=== Given data ===

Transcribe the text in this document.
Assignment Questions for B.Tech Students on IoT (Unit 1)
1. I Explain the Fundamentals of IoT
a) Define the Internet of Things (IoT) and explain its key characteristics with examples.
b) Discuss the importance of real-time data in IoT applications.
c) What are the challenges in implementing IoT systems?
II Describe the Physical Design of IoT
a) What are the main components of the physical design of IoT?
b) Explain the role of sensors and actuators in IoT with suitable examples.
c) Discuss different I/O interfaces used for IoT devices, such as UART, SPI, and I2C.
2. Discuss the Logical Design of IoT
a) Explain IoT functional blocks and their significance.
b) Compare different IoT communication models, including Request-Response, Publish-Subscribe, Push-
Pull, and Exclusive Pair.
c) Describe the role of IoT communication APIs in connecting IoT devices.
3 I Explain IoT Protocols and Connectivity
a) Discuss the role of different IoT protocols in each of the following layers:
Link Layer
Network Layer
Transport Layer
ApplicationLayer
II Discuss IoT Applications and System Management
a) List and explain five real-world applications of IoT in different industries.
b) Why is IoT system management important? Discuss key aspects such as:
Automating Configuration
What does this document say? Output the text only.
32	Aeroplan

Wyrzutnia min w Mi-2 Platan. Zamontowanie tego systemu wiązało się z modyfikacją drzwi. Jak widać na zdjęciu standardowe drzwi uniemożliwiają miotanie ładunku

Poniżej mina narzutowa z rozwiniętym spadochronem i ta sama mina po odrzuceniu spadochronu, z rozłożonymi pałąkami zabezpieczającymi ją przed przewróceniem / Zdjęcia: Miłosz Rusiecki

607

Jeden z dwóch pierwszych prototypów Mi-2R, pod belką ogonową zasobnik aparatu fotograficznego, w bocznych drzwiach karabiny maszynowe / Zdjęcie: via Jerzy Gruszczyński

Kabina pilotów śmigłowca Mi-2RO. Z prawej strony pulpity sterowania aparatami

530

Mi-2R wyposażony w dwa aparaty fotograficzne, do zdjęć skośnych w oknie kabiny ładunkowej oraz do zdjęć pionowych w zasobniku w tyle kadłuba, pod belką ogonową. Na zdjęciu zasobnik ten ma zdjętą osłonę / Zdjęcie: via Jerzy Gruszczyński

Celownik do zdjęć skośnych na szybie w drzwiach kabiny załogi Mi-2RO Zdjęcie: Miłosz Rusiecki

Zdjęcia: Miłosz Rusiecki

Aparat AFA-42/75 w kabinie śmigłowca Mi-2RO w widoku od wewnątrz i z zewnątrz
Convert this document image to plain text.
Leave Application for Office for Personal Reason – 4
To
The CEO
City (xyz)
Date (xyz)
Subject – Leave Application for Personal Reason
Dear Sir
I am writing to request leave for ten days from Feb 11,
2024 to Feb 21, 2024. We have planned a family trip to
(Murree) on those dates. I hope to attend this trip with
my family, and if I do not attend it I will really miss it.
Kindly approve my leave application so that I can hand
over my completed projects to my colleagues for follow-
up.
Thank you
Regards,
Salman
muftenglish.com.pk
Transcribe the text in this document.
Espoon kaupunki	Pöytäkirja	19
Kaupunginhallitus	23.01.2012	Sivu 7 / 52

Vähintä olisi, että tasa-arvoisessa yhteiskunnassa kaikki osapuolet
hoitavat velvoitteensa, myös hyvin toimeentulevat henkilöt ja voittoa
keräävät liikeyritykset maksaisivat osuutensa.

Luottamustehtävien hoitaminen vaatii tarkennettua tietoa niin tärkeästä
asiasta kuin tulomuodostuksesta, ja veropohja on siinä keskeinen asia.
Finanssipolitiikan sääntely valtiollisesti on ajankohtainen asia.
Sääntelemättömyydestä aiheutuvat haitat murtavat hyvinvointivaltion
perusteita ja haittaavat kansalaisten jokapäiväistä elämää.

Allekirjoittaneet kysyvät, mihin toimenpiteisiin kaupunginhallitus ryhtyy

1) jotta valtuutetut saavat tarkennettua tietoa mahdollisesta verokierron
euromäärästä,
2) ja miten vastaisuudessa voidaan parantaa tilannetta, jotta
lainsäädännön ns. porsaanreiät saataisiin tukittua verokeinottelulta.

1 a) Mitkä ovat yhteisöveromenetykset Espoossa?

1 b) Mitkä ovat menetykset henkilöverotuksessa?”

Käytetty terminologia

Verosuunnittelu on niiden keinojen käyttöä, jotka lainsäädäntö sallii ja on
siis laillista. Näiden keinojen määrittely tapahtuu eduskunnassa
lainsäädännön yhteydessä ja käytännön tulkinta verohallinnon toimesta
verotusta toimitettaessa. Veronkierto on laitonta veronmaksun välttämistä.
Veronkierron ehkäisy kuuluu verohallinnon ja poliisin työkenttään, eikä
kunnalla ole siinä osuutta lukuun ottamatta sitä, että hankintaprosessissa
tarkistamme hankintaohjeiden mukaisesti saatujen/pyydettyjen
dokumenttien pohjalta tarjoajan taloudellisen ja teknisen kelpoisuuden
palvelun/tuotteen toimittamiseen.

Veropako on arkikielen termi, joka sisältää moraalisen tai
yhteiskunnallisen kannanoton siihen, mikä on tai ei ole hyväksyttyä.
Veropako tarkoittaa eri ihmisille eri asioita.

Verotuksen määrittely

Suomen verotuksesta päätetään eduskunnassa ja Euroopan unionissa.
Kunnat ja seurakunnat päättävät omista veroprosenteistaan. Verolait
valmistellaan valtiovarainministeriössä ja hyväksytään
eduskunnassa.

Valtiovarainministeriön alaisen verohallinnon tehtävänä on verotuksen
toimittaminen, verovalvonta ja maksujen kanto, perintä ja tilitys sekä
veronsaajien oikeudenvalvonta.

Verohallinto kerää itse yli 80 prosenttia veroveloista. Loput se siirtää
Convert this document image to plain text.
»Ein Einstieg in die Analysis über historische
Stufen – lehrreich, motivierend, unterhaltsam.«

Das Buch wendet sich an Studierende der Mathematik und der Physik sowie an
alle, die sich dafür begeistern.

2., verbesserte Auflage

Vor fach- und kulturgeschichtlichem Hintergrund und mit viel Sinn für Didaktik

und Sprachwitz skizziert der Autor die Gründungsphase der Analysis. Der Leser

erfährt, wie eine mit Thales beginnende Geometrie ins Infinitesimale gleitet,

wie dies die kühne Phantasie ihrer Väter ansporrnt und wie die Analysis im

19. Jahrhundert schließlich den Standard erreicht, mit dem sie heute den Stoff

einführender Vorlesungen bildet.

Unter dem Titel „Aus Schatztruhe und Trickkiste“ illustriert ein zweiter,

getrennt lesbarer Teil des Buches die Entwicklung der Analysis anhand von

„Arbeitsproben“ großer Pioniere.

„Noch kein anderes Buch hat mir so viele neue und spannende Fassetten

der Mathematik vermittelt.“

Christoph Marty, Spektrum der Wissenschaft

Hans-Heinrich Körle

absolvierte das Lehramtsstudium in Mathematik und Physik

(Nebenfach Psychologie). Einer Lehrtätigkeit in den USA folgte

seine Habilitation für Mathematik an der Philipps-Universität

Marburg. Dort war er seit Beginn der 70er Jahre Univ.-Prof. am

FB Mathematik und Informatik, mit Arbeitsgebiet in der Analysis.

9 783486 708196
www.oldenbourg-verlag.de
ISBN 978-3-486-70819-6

===

● Work to complete
Extract all lines as given.

● Problem solution
Transcribe the text in this document.
Assignment Questions for B.Tech Students on IoT (Unit 1)
1. I Explain the Fundamentals of IoT
a) Define the Internet of Things (IoT) and explain its key characteristics with examples.
b) Discuss the importance of real-time data in IoT applications.
c) What are the challenges in implementing IoT systems?
II Describe the Physical Design of IoT
a) What are the main components of the physical design of IoT?
b) Explain the role of sensors and actuators in IoT with suitable examples.
c) Discuss different I/O interfaces used for IoT devices, such as UART, SPI, and I2C.
2. Discuss the Logical Design of IoT
a) Explain IoT functional blocks and their significance.
b) Compare different IoT communication models, including Request-Response, Publish-Subscribe, Push-
Pull, and Exclusive Pair.
c) Describe the role of IoT communication APIs in connecting IoT devices.
3 I Explain IoT Protocols and Connectivity
a) Discuss the role of different IoT protocols in each of the following layers:
Link Layer
Network Layer
Transport Layer
ApplicationLayer
II Discuss IoT Applications and System Management
a) List and explain five real-world applications of IoT in different industries.
b) Why is IoT system management important? Discuss key aspects such as:
Automating Configuration
What does this document say? Output the text only.
32	Aeroplan

Wyrzutnia min w Mi-2 Platan. Zamontowanie tego systemu wiązało się z modyfikacją drzwi. Jak widać na zdjęciu standardowe drzwi uniemożliwiają miotanie ładunku

Poniżej mina narzutowa z rozwiniętym spadochronem i ta sama mina po odrzuceniu spadochronu, z rozłożonymi pałąkami zabezpieczającymi ją przed przewróceniem / Zdjęcia: Miłosz Rusiecki

607

Jeden z dwóch pierwszych prototypów Mi-2R, pod belką ogonową zasobnik aparatu fotograficznego, w bocznych drzwiach karabiny maszynowe / Zdjęcie: via Jerzy Gruszczyński

Kabina pilotów śmigłowca Mi-2RO. Z prawej strony pulpity sterowania aparatami

530

Mi-2R wyposażony w dwa aparaty fotograficzne, do zdjęć skośnych w oknie kabiny ładunkowej oraz do zdjęć pionowych w zasobniku w tyle kadłuba, pod belką ogonową. Na zdjęciu zasobnik ten ma zdjętą osłonę / Zdjęcie: via Jerzy Gruszczyński

Celownik do zdjęć skośnych na szybie w drzwiach kabiny załogi Mi-2RO Zdjęcie: Miłosz Rusiecki

Zdjęcia: Miłosz Rusiecki

Aparat AFA-42/75 w kabinie śmigłowca Mi-2RO w widoku od wewnątrz i z zewnątrz
Convert this document image to plain text.
Leave Application for Office for Personal Reason – 4
To
The CEO
City (xyz)
Date (xyz)
Subject – Leave Application for Personal Reason
Dear Sir
I am writing to request leave for ten days from Feb 11,
2024 to Feb 21, 2024. We have planned a family trip to
(Murree) on those dates. I hope to attend this trip with
my family, and if I do not attend it I will really miss it.
Kindly approve my leave application so that I can hand
over my completed projects to my colleagues for follow-
up.
Thank you
Regards,
Salman
muftenglish.com.pk
Transcribe the text in this document.
Espoon kaupunki	Pöytäkirja	19
Kaupunginhallitus	23.01.2012	Sivu 7 / 52

Vähintä olisi, että tasa-arvoisessa yhteiskunnassa kaikki osapuolet
hoitavat velvoitteensa, myös hyvin toimeentulevat henkilöt ja voittoa
keräävät liikeyritykset maksaisivat osuutensa.

Luottamustehtävien hoitaminen vaatii tarkennettua tietoa niin tärkeästä
asiasta kuin tulomuodostuksesta, ja veropohja on siinä keskeinen asia.
Finanssipolitiikan sääntely valtiollisesti on ajankohtainen asia.
Sääntelemättömyydestä aiheutuvat haitat murtavat hyvinvointivaltion
perusteita ja haittaavat kansalaisten jokapäiväistä elämää.

Allekirjoittaneet kysyvät, mihin toimenpiteisiin kaupunginhallitus ryhtyy

1) jotta valtuutetut saavat tarkennettua tietoa mahdollisesta verokierron
euromäärästä,
2) ja miten vastaisuudessa voidaan parantaa tilannetta, jotta
lainsäädännön ns. porsaanreiät saataisiin tukittua verokeinottelulta.

1 a) Mitkä ovat yhteisöveromenetykset Espoossa?

1 b) Mitkä ovat menetykset henkilöverotuksessa?”

Käytetty terminologia

Verosuunnittelu on niiden keinojen käyttöä, jotka lainsäädäntö sallii ja on
siis laillista. Näiden keinojen määrittely tapahtuu eduskunnassa
lainsäädännön yhteydessä ja käytännön tulkinta verohallinnon toimesta
verotusta toimitettaessa. Veronkierto on laitonta veronmaksun välttämistä.
Veronkierron ehkäisy kuuluu verohallinnon ja poliisin työkenttään, eikä
kunnalla ole siinä osuutta lukuun ottamatta sitä, että hankintaprosessissa
tarkistamme hankintaohjeiden mukaisesti saatujen/pyydettyjen
dokumenttien pohjalta tarjoajan taloudellisen ja teknisen kelpoisuuden
palvelun/tuotteen toimittamiseen.

Veropako on arkikielen termi, joka sisältää moraalisen tai
yhteiskunnallisen kannanoton siihen, mikä on tai ei ole hyväksyttyä.
Veropako tarkoittaa eri ihmisille eri asioita.

Verotuksen määrittely

Suomen verotuksesta päätetään eduskunnassa ja Euroopan unionissa.
Kunnat ja seurakunnat päättävät omista veroprosenteistaan. Verolait
valmistellaan valtiovarainministeriössä ja hyväksytään
eduskunnassa.

Valtiovarainministeriön alaisen verohallinnon tehtävänä on verotuksen
toimittaminen, verovalvonta ja maksujen kanto, perintä ja tilitys sekä
veronsaajien oikeudenvalvonta.

Verohallinto kerää itse yli 80 prosenttia veroveloista. Loput se siirtää
Convert this document image to plain text.
»Ein Einstieg in die Analysis über historische
Stufen – lehrreich, motivierend, unterhaltsam.«

Das Buch wendet sich an Studierende der Mathematik und der Physik sowie an
alle, die sich dafür begeistern.

2., verbesserte Auflage

Vor fach- und kulturgeschichtlichem Hintergrund und mit viel Sinn für Didaktik

und Sprachwitz skizziert der Autor die Gründungsphase der Analysis. Der Leser

erfährt, wie eine mit Thales beginnende Geometrie ins Infinitesimale gleitet,

wie dies die kühne Phantasie ihrer Väter ansporrnt und wie die Analysis im

19. Jahrhundert schließlich den Standard erreicht, mit dem sie heute den Stoff

einführender Vorlesungen bildet.

Unter dem Titel „Aus Schatztruhe und Trickkiste“ illustriert ein zweiter,

getrennt lesbarer Teil des Buches die Entwicklung der Analysis anhand von

„Arbeitsproben“ großer Pioniere.

„Noch kein anderes Buch hat mir so viele neue und spannende Fassetten

der Mathematik vermittelt.“

Christoph Marty, Spektrum der Wissenschaft

Hans-Heinrich Körle

absolvierte das Lehramtsstudium in Mathematik und Physik

(Nebenfach Psychologie). Einer Lehrtätigkeit in den USA folgte

seine Habilitation für Mathematik an der Philipps-Universität

Marburg. Dort war er seit Beginn der 70er Jahre Univ.-Prof. am

FB Mathematik und Informatik, mit Arbeitsgebiet in der Analysis.

9 783486 708196
www.oldenbourg-verlag.de
ISBN 978-3-486-70819-6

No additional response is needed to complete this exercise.